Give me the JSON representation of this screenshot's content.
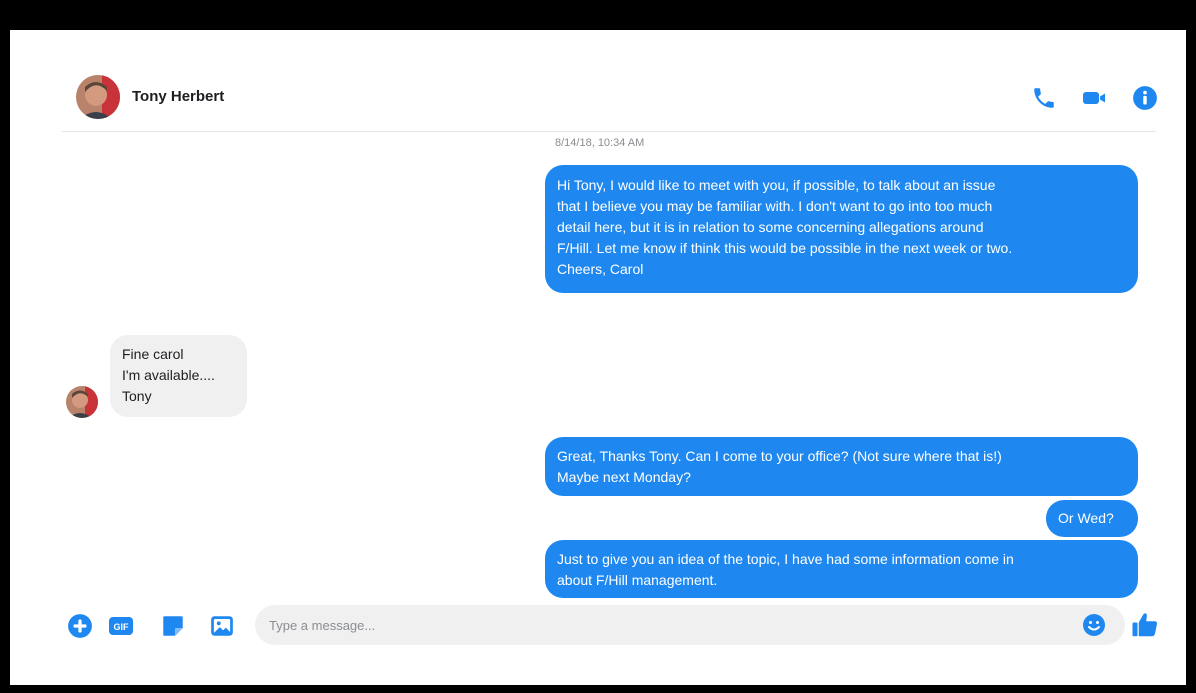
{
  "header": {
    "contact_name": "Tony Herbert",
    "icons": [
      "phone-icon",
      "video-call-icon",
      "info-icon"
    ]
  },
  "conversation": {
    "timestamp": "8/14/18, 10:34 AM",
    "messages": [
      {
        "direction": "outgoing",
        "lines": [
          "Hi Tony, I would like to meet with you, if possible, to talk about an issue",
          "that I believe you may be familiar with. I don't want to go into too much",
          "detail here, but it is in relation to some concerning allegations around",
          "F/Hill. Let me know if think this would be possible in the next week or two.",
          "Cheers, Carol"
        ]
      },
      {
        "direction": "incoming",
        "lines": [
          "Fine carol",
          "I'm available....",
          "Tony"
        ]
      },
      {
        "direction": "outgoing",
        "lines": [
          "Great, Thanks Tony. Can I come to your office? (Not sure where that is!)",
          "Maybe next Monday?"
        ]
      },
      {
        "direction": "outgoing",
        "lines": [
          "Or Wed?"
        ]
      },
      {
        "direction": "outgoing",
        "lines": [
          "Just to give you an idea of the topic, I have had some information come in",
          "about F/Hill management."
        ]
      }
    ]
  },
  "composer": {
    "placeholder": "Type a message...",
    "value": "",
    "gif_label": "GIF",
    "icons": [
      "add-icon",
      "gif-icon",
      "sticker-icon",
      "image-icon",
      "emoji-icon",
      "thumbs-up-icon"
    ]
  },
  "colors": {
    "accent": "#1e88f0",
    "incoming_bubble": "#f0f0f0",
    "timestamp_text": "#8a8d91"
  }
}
—————
▸ **WRITTEN REQUEST**
All of the data above should be transcribed verbatim, with pictures omitted.

▸ **RESULT OF THIS EXERCISE**
Give me the JSON representation of this screenshot's content.
{
  "header": {
    "contact_name": "Tony Herbert",
    "icons": [
      "phone-icon",
      "video-call-icon",
      "info-icon"
    ]
  },
  "conversation": {
    "timestamp": "8/14/18, 10:34 AM",
    "messages": [
      {
        "direction": "outgoing",
        "lines": [
          "Hi Tony, I would like to meet with you, if possible, to talk about an issue",
          "that I believe you may be familiar with. I don't want to go into too much",
          "detail here, but it is in relation to some concerning allegations around",
          "F/Hill. Let me know if think this would be possible in the next week or two.",
          "Cheers, Carol"
        ]
      },
      {
        "direction": "incoming",
        "lines": [
          "Fine carol",
          "I'm available....",
          "Tony"
        ]
      },
      {
        "direction": "outgoing",
        "lines": [
          "Great, Thanks Tony. Can I come to your office? (Not sure where that is!)",
          "Maybe next Monday?"
        ]
      },
      {
        "direction": "outgoing",
        "lines": [
          "Or Wed?"
        ]
      },
      {
        "direction": "outgoing",
        "lines": [
          "Just to give you an idea of the topic, I have had some information come in",
          "about F/Hill management."
        ]
      }
    ]
  },
  "composer": {
    "placeholder": "Type a message...",
    "value": "",
    "gif_label": "GIF",
    "icons": [
      "add-icon",
      "gif-icon",
      "sticker-icon",
      "image-icon",
      "emoji-icon",
      "thumbs-up-icon"
    ]
  },
  "colors": {
    "accent": "#1e88f0",
    "incoming_bubble": "#f0f0f0",
    "timestamp_text": "#8a8d91"
  }
}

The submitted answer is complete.